What you should do
Within the listing below, locate all lines containing the word "text". Copy each one.

--- start Provided material ---

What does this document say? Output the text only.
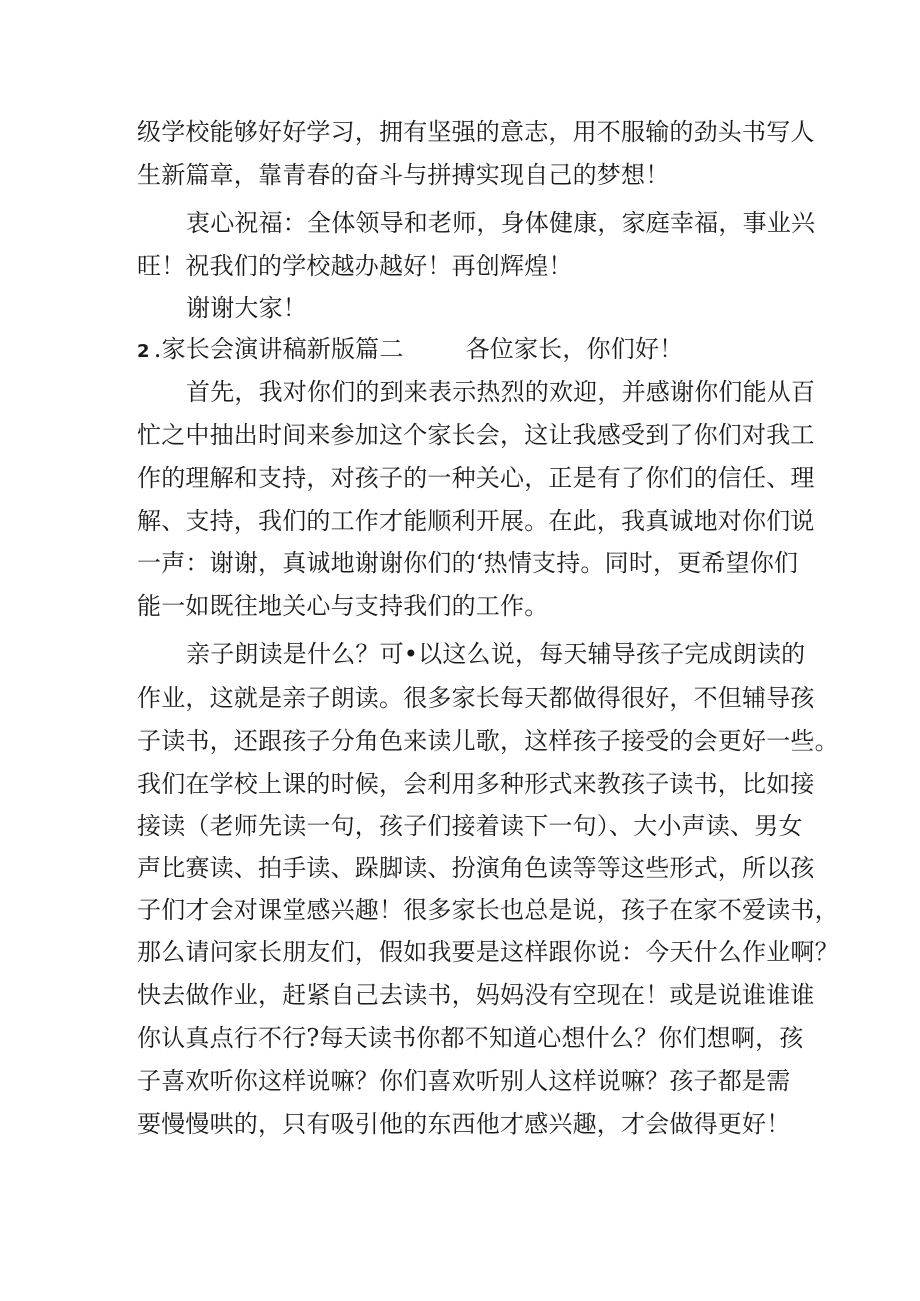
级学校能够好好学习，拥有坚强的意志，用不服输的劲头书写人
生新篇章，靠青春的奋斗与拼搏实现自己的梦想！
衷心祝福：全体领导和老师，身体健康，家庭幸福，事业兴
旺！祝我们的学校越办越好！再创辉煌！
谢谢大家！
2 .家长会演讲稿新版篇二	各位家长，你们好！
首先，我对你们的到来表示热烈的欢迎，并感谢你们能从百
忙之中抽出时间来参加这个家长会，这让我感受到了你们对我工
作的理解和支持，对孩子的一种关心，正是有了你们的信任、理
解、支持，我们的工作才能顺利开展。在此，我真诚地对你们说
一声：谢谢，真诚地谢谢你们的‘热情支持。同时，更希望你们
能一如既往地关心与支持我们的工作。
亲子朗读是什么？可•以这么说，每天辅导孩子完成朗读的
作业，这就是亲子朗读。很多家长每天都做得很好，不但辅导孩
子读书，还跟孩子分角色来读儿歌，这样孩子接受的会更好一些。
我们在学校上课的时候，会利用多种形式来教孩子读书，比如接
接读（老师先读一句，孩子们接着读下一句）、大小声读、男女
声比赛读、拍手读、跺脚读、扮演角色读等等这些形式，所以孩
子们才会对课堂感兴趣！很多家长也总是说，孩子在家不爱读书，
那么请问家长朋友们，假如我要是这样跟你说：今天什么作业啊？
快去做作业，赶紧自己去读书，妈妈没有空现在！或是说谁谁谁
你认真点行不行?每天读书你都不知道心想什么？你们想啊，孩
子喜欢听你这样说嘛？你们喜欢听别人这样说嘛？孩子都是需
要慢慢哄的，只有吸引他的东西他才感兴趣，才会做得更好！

--- end Provided material ---
--- start Provided material ---

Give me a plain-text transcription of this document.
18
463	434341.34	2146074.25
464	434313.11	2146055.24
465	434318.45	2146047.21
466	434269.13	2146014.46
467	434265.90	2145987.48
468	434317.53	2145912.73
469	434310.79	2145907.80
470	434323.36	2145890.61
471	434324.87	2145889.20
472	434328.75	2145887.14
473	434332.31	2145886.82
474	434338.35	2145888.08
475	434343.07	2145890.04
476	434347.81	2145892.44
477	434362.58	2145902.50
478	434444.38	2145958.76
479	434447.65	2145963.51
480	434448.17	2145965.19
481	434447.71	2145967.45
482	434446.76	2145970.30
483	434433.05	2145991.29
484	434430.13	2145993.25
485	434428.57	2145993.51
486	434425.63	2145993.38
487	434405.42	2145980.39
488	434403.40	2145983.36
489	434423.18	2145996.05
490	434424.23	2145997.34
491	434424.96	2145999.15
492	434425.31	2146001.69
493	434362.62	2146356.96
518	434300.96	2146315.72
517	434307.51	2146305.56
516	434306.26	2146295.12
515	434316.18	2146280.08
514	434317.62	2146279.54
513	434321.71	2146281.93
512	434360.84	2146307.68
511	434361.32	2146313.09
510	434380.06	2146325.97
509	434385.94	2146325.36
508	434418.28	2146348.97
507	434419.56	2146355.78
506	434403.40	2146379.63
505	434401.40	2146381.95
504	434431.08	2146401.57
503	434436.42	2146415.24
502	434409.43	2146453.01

--- end Provided material ---

Exercise solution
What does this document say? Output the text only.
Give me a plain-text transcription of this document.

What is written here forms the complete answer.